(Collected data entries)
+++++

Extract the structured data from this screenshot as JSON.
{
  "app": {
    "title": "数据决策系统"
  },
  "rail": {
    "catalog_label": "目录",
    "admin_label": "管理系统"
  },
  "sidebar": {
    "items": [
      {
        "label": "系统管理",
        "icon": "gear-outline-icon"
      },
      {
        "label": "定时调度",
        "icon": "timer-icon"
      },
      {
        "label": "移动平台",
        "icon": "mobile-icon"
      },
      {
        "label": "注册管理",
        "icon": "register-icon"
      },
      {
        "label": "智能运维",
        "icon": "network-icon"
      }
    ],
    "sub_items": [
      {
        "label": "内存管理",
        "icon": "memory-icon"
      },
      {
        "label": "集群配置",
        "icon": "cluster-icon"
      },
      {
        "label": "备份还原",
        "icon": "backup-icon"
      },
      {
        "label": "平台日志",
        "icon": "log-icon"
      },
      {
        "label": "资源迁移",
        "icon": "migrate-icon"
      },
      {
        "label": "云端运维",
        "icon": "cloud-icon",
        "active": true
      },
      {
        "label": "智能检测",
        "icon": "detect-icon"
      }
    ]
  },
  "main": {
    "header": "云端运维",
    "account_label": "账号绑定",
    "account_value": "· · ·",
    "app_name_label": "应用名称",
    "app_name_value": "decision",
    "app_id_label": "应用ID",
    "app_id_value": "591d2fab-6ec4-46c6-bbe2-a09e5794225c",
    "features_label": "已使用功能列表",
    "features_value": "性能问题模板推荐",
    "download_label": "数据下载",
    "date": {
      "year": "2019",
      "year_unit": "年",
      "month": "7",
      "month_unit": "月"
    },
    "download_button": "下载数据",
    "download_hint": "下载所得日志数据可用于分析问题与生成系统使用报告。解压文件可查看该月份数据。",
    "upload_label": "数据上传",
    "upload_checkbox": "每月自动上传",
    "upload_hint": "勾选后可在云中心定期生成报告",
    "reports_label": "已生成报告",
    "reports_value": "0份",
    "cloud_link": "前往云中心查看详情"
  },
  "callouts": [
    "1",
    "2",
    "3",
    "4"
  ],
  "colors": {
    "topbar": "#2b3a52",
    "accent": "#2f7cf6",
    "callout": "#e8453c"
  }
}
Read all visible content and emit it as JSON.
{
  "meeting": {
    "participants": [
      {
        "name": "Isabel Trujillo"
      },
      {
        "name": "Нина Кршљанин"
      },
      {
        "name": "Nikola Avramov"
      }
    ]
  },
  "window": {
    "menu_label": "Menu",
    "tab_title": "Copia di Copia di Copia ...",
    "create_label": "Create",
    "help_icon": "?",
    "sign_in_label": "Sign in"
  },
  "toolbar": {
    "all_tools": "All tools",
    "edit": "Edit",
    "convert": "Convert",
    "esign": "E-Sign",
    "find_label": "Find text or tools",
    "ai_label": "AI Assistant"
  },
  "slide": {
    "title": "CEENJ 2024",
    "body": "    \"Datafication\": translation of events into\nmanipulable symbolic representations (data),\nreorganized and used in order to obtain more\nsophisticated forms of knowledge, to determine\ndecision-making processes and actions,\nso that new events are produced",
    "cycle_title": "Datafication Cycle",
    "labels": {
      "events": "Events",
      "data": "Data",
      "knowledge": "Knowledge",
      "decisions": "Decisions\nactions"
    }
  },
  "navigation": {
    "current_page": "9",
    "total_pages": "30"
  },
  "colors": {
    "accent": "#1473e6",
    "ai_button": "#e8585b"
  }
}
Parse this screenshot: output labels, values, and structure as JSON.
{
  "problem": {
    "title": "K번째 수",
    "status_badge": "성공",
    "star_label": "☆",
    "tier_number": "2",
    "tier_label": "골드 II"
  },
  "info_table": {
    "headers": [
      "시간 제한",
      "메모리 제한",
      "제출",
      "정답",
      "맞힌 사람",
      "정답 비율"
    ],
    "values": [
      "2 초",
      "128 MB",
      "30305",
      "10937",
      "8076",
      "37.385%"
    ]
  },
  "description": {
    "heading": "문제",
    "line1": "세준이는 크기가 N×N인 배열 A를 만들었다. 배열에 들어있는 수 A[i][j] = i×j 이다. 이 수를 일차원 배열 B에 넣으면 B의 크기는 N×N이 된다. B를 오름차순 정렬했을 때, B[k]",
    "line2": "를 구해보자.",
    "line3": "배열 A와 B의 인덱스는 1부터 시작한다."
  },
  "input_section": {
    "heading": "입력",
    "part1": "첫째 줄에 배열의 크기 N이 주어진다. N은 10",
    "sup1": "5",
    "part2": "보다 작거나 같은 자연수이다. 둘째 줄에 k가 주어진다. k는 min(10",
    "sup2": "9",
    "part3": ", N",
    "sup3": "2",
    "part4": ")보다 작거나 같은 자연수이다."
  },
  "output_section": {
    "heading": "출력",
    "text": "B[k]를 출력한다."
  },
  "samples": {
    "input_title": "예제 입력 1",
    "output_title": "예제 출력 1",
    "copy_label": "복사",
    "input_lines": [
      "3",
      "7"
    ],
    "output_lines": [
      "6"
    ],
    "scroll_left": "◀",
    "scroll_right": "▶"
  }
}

+++++

▶ **EXERCISE DIRECTIONS**:
Return each entry from the material above exactly as it appears.

▶ **COMPLETED EXERCISE**:
Extract the structured data from this screenshot as JSON.
{
  "app": {
    "title": "数据决策系统"
  },
  "rail": {
    "catalog_label": "目录",
    "admin_label": "管理系统"
  },
  "sidebar": {
    "items": [
      {
        "label": "系统管理",
        "icon": "gear-outline-icon"
      },
      {
        "label": "定时调度",
        "icon": "timer-icon"
      },
      {
        "label": "移动平台",
        "icon": "mobile-icon"
      },
      {
        "label": "注册管理",
        "icon": "register-icon"
      },
      {
        "label": "智能运维",
        "icon": "network-icon"
      }
    ],
    "sub_items": [
      {
        "label": "内存管理",
        "icon": "memory-icon"
      },
      {
        "label": "集群配置",
        "icon": "cluster-icon"
      },
      {
        "label": "备份还原",
        "icon": "backup-icon"
      },
      {
        "label": "平台日志",
        "icon": "log-icon"
      },
      {
        "label": "资源迁移",
        "icon": "migrate-icon"
      },
      {
        "label": "云端运维",
        "icon": "cloud-icon",
        "active": true
      },
      {
        "label": "智能检测",
        "icon": "detect-icon"
      }
    ]
  },
  "main": {
    "header": "云端运维",
    "account_label": "账号绑定",
    "account_value": "· · ·",
    "app_name_label": "应用名称",
    "app_name_value": "decision",
    "app_id_label": "应用ID",
    "app_id_value": "591d2fab-6ec4-46c6-bbe2-a09e5794225c",
    "features_label": "已使用功能列表",
    "features_value": "性能问题模板推荐",
    "download_label": "数据下载",
    "date": {
      "year": "2019",
      "year_unit": "年",
      "month": "7",
      "month_unit": "月"
    },
    "download_button": "下载数据",
    "download_hint": "下载所得日志数据可用于分析问题与生成系统使用报告。解压文件可查看该月份数据。",
    "upload_label": "数据上传",
    "upload_checkbox": "每月自动上传",
    "upload_hint": "勾选后可在云中心定期生成报告",
    "reports_label": "已生成报告",
    "reports_value": "0份",
    "cloud_link": "前往云中心查看详情"
  },
  "callouts": [
    "1",
    "2",
    "3",
    "4"
  ],
  "colors": {
    "topbar": "#2b3a52",
    "accent": "#2f7cf6",
    "callout": "#e8453c"
  }
}
Read all visible content and emit it as JSON.
{
  "meeting": {
    "participants": [
      {
        "name": "Isabel Trujillo"
      },
      {
        "name": "Нина Кршљанин"
      },
      {
        "name": "Nikola Avramov"
      }
    ]
  },
  "window": {
    "menu_label": "Menu",
    "tab_title": "Copia di Copia di Copia ...",
    "create_label": "Create",
    "help_icon": "?",
    "sign_in_label": "Sign in"
  },
  "toolbar": {
    "all_tools": "All tools",
    "edit": "Edit",
    "convert": "Convert",
    "esign": "E-Sign",
    "find_label": "Find text or tools",
    "ai_label": "AI Assistant"
  },
  "slide": {
    "title": "CEENJ 2024",
    "body": "    \"Datafication\": translation of events into\nmanipulable symbolic representations (data),\nreorganized and used in order to obtain more\nsophisticated forms of knowledge, to determine\ndecision-making processes and actions,\nso that new events are produced",
    "cycle_title": "Datafication Cycle",
    "labels": {
      "events": "Events",
      "data": "Data",
      "knowledge": "Knowledge",
      "decisions": "Decisions\nactions"
    }
  },
  "navigation": {
    "current_page": "9",
    "total_pages": "30"
  },
  "colors": {
    "accent": "#1473e6",
    "ai_button": "#e8585b"
  }
}
Parse this screenshot: output labels, values, and structure as JSON.
{
  "problem": {
    "title": "K번째 수",
    "status_badge": "성공",
    "star_label": "☆",
    "tier_number": "2",
    "tier_label": "골드 II"
  },
  "info_table": {
    "headers": [
      "시간 제한",
      "메모리 제한",
      "제출",
      "정답",
      "맞힌 사람",
      "정답 비율"
    ],
    "values": [
      "2 초",
      "128 MB",
      "30305",
      "10937",
      "8076",
      "37.385%"
    ]
  },
  "description": {
    "heading": "문제",
    "line1": "세준이는 크기가 N×N인 배열 A를 만들었다. 배열에 들어있는 수 A[i][j] = i×j 이다. 이 수를 일차원 배열 B에 넣으면 B의 크기는 N×N이 된다. B를 오름차순 정렬했을 때, B[k]",
    "line2": "를 구해보자.",
    "line3": "배열 A와 B의 인덱스는 1부터 시작한다."
  },
  "input_section": {
    "heading": "입력",
    "part1": "첫째 줄에 배열의 크기 N이 주어진다. N은 10",
    "sup1": "5",
    "part2": "보다 작거나 같은 자연수이다. 둘째 줄에 k가 주어진다. k는 min(10",
    "sup2": "9",
    "part3": ", N",
    "sup3": "2",
    "part4": ")보다 작거나 같은 자연수이다."
  },
  "output_section": {
    "heading": "출력",
    "text": "B[k]를 출력한다."
  },
  "samples": {
    "input_title": "예제 입력 1",
    "output_title": "예제 출력 1",
    "copy_label": "복사",
    "input_lines": [
      "3",
      "7"
    ],
    "output_lines": [
      "6"
    ],
    "scroll_left": "◀",
    "scroll_right": "▶"
  }
}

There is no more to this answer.